(Saved entries)
## start

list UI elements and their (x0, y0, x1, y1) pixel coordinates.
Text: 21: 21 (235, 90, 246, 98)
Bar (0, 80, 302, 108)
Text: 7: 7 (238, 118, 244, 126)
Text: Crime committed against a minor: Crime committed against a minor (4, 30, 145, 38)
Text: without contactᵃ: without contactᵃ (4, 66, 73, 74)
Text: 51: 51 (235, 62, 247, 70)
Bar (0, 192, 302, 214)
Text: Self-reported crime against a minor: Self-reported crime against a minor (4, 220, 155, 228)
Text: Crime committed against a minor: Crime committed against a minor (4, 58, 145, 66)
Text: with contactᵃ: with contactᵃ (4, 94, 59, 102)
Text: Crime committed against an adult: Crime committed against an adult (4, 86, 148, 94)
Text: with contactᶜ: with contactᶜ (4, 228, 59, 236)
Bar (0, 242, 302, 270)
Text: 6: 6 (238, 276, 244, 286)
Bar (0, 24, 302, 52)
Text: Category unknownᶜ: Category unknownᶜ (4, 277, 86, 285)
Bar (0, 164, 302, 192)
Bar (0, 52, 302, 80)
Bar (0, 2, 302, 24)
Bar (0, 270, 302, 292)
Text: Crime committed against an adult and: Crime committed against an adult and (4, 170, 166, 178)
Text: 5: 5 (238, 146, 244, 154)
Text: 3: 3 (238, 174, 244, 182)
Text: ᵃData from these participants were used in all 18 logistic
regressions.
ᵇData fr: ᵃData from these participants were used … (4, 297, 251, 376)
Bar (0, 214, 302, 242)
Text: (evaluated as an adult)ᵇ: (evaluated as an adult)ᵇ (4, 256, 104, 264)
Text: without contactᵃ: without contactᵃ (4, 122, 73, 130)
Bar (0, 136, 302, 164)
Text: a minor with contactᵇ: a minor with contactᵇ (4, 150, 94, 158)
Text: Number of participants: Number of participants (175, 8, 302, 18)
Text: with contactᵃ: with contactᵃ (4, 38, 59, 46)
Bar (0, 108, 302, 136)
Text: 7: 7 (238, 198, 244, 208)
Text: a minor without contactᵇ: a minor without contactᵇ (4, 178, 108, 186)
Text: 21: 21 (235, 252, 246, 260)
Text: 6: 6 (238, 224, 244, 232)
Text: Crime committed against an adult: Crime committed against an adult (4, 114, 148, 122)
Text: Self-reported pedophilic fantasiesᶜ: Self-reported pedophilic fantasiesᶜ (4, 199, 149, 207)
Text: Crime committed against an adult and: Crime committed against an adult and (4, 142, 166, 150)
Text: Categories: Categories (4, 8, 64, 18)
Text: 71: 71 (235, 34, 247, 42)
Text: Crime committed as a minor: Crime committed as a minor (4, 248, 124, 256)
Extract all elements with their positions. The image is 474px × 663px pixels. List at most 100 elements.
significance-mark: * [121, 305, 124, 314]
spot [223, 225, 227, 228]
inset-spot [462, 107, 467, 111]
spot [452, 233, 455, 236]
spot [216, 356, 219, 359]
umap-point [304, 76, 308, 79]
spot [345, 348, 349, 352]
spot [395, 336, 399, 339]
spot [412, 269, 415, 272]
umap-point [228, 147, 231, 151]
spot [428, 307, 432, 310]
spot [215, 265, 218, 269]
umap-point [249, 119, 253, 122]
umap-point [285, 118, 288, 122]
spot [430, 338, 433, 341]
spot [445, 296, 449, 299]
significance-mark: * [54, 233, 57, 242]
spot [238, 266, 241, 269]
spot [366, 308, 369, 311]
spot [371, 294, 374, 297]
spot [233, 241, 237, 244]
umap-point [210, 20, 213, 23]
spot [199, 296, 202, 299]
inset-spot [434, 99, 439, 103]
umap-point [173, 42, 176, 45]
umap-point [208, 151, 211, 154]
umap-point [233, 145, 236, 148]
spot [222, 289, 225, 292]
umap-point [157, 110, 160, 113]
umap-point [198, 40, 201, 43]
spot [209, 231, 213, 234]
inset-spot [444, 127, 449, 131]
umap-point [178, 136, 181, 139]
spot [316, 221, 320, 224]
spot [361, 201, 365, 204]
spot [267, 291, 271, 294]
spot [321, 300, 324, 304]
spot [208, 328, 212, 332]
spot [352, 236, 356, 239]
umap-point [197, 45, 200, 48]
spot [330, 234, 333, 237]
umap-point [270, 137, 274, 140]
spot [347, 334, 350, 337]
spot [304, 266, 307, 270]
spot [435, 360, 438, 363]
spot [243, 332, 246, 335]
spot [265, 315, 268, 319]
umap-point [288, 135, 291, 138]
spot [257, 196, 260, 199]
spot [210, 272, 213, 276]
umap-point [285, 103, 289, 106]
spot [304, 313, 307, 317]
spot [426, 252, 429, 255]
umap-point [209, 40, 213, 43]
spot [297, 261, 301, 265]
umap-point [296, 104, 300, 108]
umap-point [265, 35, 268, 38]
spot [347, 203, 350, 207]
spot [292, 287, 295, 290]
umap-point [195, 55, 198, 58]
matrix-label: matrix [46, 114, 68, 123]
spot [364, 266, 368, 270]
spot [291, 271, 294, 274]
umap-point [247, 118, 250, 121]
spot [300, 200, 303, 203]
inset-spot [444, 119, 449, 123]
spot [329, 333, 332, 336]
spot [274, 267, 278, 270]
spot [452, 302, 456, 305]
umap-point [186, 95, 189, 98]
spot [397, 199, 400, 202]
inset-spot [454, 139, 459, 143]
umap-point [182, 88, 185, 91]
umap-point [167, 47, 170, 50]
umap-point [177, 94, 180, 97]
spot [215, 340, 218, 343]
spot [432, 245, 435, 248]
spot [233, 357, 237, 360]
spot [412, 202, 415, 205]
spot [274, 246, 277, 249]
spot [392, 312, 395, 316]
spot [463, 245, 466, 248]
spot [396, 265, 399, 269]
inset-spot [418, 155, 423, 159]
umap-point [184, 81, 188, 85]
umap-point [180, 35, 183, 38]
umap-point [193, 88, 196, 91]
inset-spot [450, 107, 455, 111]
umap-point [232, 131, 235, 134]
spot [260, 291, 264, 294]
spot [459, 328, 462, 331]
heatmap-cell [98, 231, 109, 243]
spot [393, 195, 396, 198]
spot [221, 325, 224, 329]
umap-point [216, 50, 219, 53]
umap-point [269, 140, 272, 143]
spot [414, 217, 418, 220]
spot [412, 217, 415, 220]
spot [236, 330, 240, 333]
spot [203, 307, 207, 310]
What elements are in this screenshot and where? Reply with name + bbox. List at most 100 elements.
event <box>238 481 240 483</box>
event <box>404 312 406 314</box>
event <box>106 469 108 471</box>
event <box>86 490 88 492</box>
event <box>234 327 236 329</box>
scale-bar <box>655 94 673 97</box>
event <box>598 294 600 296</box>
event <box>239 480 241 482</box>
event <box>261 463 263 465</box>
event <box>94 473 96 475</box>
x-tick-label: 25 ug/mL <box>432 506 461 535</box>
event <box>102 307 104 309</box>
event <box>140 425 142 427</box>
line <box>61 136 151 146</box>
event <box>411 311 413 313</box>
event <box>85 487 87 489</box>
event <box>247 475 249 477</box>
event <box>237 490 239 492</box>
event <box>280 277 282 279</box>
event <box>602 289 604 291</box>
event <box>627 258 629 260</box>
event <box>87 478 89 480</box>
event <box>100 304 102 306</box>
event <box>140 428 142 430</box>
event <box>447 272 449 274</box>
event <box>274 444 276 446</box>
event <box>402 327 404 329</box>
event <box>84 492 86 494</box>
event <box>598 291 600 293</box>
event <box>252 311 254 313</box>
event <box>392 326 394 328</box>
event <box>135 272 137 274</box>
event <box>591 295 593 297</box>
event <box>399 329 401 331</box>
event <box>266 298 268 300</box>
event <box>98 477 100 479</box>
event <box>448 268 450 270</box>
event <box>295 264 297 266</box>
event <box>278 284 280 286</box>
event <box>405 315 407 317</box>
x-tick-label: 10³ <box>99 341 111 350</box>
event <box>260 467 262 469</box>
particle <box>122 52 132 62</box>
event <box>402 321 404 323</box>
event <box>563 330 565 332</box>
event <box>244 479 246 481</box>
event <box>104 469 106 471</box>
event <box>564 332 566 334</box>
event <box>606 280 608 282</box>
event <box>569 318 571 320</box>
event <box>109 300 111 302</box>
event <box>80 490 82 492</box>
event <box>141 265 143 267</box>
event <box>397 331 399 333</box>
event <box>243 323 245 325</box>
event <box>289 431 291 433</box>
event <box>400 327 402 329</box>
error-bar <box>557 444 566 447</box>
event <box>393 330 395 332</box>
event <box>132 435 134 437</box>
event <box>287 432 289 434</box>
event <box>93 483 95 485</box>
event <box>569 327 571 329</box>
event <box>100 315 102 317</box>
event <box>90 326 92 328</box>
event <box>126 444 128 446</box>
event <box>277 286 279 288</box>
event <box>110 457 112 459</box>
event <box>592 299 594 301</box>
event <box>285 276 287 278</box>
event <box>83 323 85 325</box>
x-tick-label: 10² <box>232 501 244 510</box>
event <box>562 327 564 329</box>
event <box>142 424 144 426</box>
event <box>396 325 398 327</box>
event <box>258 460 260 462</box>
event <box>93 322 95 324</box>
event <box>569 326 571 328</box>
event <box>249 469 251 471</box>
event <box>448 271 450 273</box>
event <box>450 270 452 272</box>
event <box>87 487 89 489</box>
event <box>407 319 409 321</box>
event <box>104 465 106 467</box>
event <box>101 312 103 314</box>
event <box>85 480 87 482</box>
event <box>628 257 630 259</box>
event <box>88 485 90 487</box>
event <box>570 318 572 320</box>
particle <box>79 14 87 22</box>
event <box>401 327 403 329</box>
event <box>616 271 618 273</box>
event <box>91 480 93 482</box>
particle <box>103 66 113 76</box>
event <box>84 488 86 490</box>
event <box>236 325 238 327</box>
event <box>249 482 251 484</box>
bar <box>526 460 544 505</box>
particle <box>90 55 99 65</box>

## end

PROBLEM DETAILS: Please duplicate, character for character, the rows from the start of the rows above through the line containing "Bar (0, 24, 302, 52)", inclusive.

PROBLEM SOLUTION:
list UI elements and their (x0, y0, x1, y1) pixel coordinates.
Text: 21: 21 (235, 90, 246, 98)
Bar (0, 80, 302, 108)
Text: 7: 7 (238, 118, 244, 126)
Text: Crime committed against a minor: Crime committed against a minor (4, 30, 145, 38)
Text: without contactᵃ: without contactᵃ (4, 66, 73, 74)
Text: 51: 51 (235, 62, 247, 70)
Bar (0, 192, 302, 214)
Text: Self-reported crime against a minor: Self-reported crime against a minor (4, 220, 155, 228)
Text: Crime committed against a minor: Crime committed against a minor (4, 58, 145, 66)
Text: with contactᵃ: with contactᵃ (4, 94, 59, 102)
Text: Crime committed against an adult: Crime committed against an adult (4, 86, 148, 94)
Text: with contactᶜ: with contactᶜ (4, 228, 59, 236)
Bar (0, 242, 302, 270)
Text: 6: 6 (238, 276, 244, 286)
Bar (0, 24, 302, 52)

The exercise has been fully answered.